--- Listing ---

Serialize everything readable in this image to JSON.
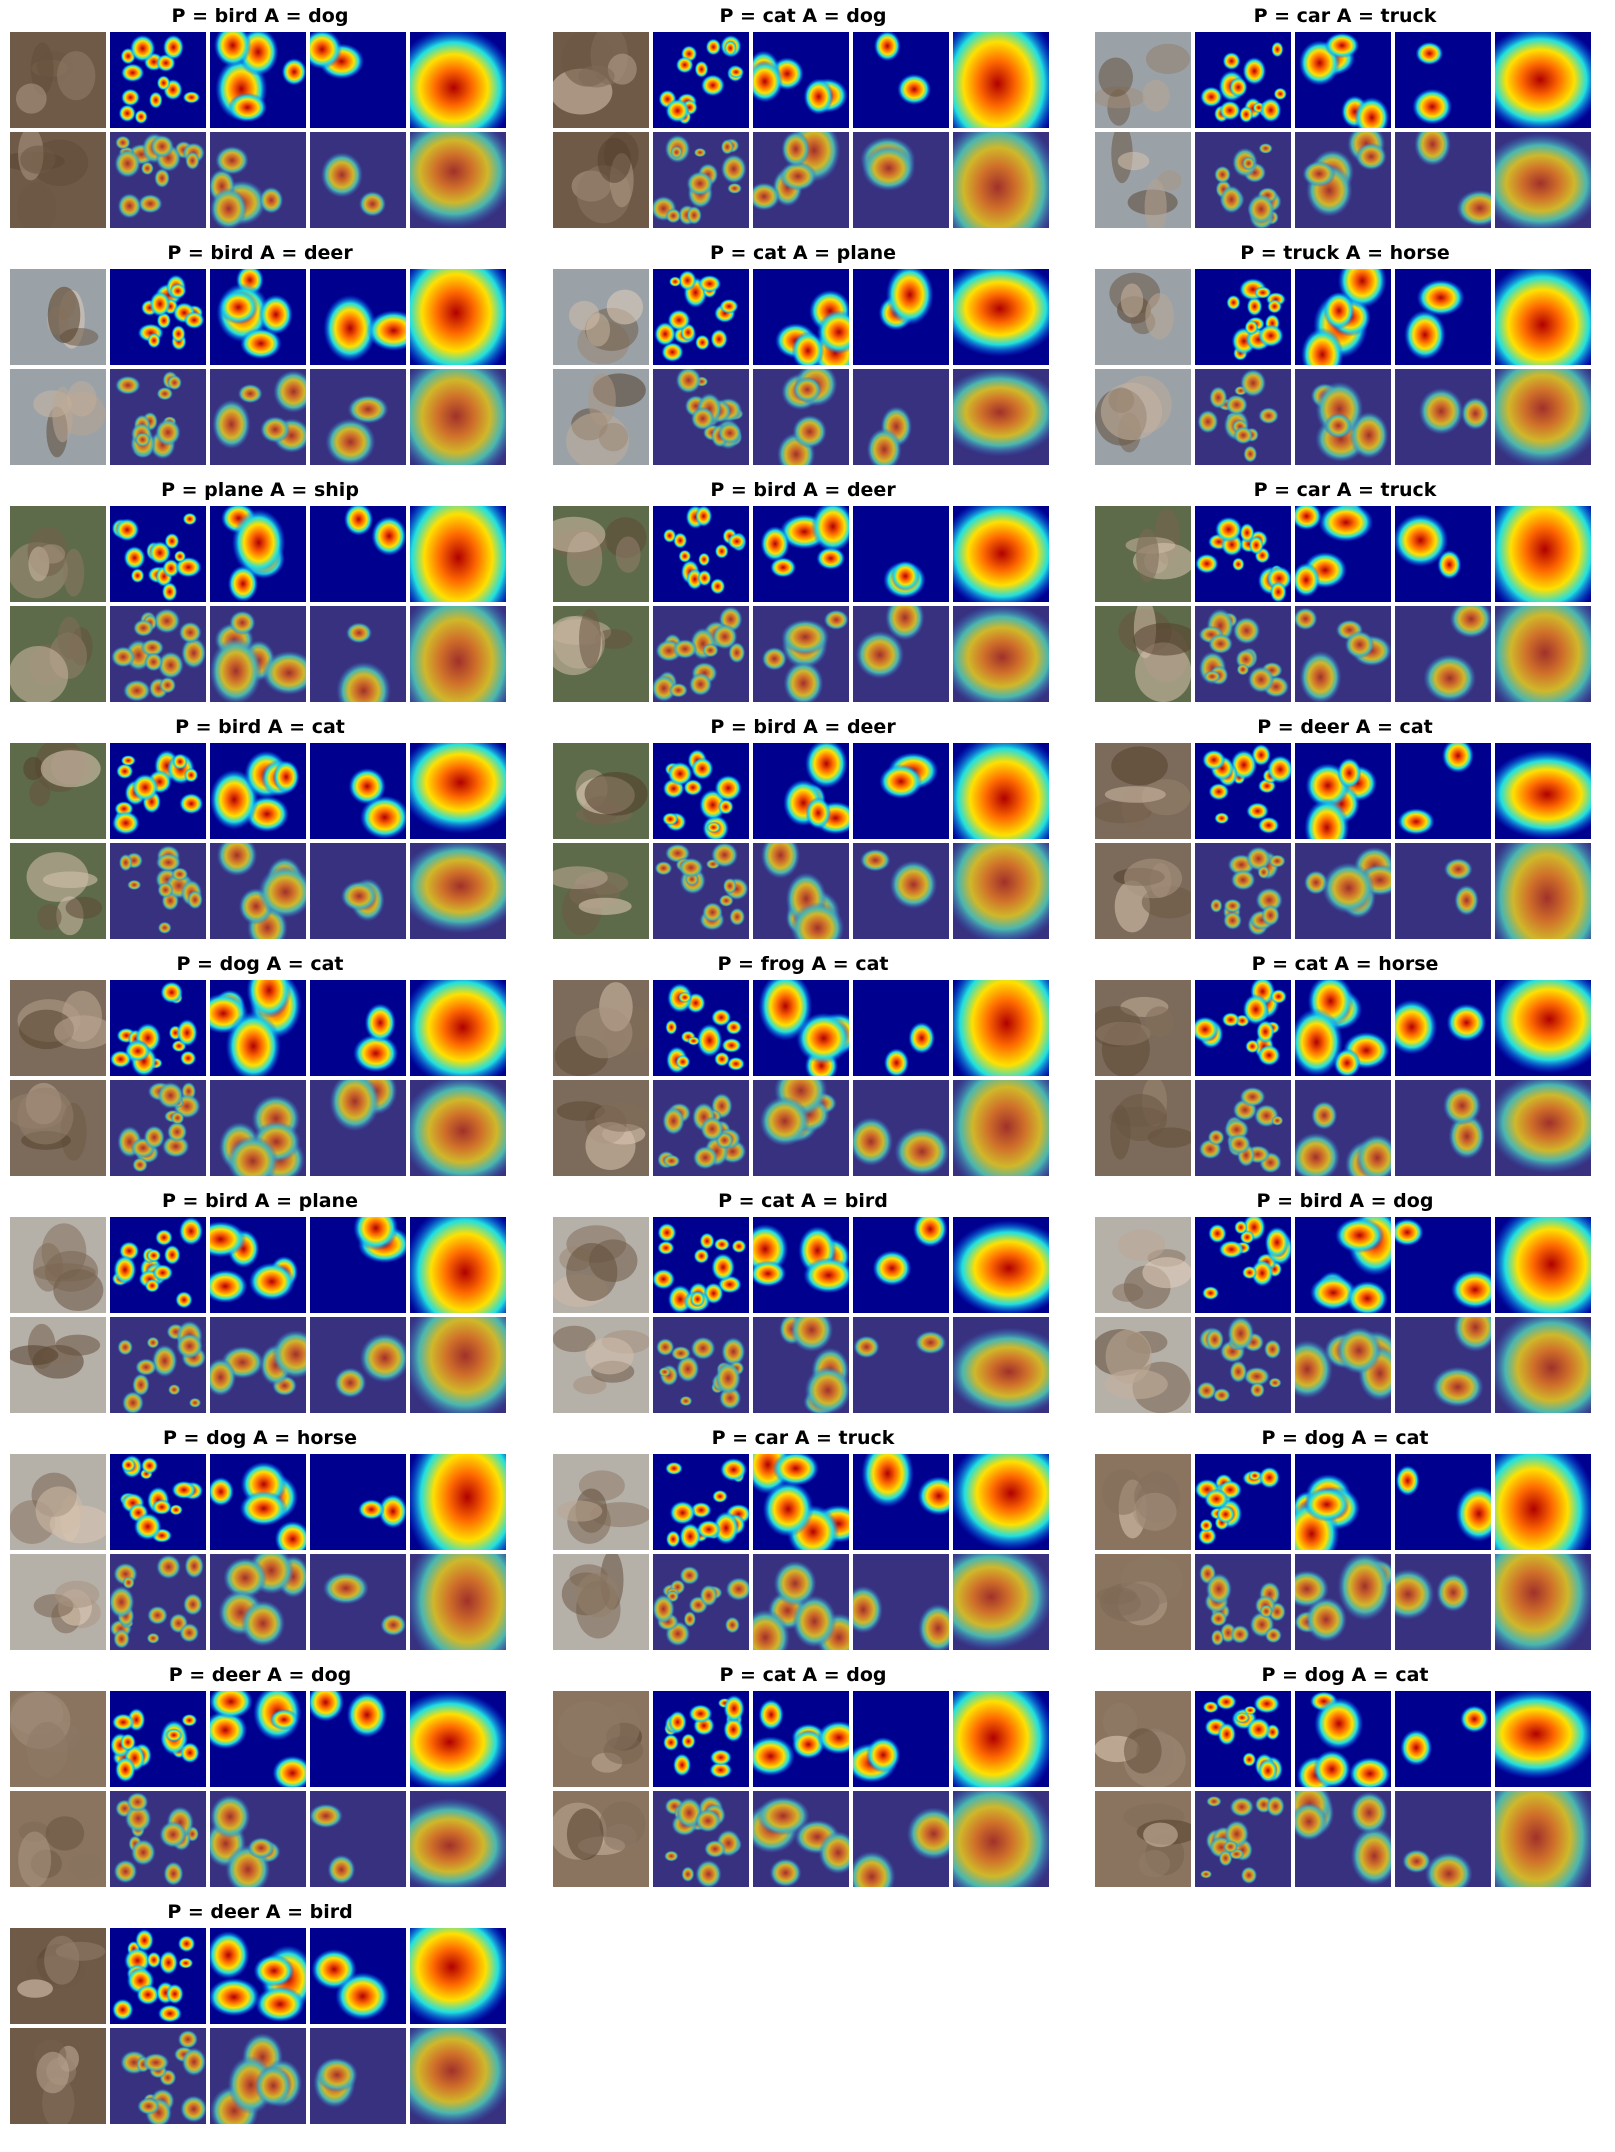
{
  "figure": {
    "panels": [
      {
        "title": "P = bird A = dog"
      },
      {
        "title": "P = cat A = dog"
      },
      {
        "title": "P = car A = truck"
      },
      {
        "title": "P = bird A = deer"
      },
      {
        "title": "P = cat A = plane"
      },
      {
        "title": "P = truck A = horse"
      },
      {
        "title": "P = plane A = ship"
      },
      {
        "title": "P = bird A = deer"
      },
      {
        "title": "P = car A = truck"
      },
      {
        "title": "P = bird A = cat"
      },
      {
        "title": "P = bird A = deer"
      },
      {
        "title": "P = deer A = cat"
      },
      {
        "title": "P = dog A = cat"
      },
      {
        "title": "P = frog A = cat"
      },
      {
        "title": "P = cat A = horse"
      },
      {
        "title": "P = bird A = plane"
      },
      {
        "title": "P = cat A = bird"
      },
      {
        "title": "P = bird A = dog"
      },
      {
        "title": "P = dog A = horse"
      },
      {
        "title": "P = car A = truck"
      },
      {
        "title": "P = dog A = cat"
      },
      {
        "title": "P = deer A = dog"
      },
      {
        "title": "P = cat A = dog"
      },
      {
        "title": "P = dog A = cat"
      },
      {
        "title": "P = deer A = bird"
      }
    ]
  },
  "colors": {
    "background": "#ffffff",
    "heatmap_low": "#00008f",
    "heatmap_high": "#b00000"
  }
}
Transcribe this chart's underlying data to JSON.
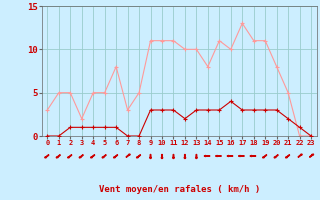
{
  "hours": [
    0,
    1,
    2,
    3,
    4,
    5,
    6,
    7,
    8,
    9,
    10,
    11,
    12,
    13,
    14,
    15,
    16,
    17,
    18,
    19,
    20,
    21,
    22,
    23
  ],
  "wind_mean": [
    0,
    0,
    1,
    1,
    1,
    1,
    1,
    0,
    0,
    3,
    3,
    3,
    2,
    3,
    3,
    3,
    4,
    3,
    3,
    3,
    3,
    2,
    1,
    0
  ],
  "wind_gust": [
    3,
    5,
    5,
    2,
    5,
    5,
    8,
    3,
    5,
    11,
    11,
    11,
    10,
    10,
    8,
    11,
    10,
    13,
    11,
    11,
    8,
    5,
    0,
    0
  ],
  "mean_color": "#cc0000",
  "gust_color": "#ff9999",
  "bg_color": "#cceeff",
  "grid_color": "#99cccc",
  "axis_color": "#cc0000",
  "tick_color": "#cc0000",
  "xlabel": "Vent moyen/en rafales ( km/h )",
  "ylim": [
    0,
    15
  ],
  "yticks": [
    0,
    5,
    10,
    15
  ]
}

---
--- Listing ---

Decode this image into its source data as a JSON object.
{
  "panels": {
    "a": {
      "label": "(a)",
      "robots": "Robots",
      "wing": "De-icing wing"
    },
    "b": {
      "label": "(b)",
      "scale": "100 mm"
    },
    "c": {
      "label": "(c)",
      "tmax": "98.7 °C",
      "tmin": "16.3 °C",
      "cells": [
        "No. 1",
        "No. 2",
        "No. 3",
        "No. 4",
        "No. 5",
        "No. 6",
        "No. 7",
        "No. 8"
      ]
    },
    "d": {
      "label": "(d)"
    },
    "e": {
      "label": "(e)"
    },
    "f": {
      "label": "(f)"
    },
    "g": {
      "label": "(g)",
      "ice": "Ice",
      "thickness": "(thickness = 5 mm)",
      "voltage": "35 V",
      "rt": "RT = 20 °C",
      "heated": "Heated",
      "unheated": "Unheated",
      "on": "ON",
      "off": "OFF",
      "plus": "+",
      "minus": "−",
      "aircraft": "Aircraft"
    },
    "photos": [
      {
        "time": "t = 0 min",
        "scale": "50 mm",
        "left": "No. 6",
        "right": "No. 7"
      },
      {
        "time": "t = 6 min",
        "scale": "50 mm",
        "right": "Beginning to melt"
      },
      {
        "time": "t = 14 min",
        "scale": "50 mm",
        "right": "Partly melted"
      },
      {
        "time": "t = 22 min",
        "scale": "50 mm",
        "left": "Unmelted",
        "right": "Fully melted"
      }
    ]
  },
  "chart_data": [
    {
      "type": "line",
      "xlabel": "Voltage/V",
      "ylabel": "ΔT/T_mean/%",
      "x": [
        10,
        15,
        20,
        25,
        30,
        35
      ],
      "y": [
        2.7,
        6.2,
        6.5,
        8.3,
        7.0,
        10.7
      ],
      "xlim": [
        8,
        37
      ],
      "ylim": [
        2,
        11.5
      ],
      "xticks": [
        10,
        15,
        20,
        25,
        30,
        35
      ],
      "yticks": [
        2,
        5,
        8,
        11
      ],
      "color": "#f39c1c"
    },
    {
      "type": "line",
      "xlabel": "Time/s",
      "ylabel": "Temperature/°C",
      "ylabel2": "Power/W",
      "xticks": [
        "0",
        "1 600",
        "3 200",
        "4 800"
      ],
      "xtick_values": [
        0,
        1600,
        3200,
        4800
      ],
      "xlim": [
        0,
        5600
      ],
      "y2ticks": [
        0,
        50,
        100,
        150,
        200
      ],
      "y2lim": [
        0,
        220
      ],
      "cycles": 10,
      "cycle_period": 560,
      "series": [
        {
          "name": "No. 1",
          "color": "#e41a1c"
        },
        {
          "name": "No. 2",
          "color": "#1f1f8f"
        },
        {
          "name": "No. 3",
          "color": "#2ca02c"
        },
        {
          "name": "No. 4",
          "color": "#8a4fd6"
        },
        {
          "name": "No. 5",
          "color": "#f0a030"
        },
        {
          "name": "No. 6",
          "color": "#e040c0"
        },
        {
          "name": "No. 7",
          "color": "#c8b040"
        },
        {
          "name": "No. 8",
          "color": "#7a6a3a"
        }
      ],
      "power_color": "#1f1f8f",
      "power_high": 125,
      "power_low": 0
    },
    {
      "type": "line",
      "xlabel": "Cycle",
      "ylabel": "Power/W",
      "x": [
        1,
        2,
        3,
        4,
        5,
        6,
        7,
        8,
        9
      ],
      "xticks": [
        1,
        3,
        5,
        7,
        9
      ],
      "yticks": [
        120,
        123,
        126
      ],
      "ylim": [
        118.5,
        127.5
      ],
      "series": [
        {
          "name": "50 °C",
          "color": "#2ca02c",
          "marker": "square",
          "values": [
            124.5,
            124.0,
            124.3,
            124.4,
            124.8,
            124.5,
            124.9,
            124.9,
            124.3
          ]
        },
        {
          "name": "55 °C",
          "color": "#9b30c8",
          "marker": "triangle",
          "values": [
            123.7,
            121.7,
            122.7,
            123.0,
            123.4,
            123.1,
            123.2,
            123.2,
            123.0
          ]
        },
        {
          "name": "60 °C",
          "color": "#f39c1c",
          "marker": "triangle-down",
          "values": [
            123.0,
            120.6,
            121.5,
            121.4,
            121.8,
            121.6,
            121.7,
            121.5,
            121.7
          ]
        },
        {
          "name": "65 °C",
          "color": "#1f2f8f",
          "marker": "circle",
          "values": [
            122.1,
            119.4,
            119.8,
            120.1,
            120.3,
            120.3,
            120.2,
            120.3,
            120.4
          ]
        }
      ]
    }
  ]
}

---
--- Listing ---

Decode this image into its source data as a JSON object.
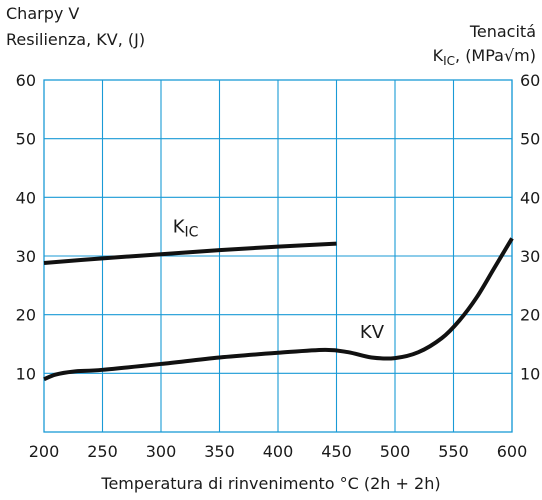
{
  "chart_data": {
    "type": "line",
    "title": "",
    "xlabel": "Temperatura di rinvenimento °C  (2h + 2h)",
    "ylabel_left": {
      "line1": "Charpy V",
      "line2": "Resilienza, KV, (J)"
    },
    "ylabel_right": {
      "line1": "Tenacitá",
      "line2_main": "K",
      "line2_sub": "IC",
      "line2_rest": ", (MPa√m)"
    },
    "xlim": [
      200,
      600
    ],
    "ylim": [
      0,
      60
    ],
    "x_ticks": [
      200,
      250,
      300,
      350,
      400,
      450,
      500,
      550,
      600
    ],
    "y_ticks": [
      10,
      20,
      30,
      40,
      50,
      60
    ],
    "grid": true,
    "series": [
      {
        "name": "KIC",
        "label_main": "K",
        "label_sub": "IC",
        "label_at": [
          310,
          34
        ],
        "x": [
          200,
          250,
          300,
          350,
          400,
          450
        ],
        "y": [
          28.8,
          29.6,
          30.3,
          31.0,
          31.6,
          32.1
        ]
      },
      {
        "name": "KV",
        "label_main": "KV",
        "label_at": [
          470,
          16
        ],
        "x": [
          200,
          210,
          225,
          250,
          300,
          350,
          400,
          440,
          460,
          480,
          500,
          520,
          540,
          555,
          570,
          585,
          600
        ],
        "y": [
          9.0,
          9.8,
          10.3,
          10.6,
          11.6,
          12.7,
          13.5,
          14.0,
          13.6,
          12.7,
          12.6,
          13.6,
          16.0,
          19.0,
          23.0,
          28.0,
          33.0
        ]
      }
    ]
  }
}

---

§ Brief: Gather all lines of the records that include the word "marker".

§ Output of the exercise:
          "marker": "square",
          "marker": "triangle",
          "marker": "triangle-down",
          "marker": "circle",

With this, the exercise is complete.